#### EXERCISE DATA:
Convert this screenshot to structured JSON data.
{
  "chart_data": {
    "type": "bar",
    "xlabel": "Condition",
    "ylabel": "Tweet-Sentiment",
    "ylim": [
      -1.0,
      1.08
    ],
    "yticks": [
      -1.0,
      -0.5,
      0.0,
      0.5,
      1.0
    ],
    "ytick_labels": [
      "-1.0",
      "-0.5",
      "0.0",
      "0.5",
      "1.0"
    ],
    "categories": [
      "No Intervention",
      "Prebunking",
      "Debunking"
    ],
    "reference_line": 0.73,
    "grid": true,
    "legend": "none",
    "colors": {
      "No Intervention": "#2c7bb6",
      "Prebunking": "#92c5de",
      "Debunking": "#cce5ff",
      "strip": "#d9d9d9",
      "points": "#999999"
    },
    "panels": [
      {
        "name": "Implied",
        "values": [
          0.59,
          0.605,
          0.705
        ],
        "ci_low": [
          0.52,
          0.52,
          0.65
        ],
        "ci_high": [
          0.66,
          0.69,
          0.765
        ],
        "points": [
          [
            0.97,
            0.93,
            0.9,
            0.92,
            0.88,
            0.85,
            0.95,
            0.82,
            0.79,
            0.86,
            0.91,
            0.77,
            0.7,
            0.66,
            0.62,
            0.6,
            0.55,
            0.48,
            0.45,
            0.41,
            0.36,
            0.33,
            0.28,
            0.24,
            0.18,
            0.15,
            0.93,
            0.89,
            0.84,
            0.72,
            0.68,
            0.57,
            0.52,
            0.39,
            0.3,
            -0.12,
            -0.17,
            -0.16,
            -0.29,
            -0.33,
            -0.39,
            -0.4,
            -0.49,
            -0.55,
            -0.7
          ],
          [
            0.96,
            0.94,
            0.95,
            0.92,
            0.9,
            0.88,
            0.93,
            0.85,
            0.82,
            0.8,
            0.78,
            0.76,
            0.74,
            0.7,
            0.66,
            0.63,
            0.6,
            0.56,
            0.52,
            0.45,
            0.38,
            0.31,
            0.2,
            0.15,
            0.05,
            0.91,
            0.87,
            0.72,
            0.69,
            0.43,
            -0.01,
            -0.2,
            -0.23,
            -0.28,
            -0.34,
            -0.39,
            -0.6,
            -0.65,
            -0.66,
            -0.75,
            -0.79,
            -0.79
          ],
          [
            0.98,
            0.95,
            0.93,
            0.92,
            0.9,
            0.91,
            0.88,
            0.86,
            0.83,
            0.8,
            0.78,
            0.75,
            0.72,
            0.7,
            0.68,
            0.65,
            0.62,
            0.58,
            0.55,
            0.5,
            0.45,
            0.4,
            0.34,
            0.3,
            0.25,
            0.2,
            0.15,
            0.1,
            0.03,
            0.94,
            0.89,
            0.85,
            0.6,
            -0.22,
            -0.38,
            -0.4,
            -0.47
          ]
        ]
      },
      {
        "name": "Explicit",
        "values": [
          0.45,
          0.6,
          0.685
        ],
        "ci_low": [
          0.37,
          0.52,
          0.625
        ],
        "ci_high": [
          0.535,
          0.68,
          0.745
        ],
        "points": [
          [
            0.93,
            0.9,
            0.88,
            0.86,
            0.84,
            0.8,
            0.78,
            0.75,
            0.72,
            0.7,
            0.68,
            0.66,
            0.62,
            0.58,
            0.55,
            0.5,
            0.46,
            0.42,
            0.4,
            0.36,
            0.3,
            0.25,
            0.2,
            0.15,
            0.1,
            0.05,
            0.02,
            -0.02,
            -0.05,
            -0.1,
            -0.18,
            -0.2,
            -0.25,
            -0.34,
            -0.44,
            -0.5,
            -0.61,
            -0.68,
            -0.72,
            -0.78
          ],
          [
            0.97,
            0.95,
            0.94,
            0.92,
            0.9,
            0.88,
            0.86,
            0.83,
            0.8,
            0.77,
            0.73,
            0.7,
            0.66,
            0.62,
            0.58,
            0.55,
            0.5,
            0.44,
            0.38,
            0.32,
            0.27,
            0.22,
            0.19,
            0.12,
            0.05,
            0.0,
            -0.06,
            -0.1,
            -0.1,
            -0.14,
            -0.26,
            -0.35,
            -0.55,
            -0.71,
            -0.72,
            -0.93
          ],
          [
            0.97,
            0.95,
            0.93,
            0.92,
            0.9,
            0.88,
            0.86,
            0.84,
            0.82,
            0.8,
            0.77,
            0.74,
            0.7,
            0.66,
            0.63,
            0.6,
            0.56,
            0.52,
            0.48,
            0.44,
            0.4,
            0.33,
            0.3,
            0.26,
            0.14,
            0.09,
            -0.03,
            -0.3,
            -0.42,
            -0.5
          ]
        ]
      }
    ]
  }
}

#### DO THIS:
Check each line of the data above for the word "Intervention" and say how many lines contain it, giving nothing besides the number.

#### TASK RESPONSE:
2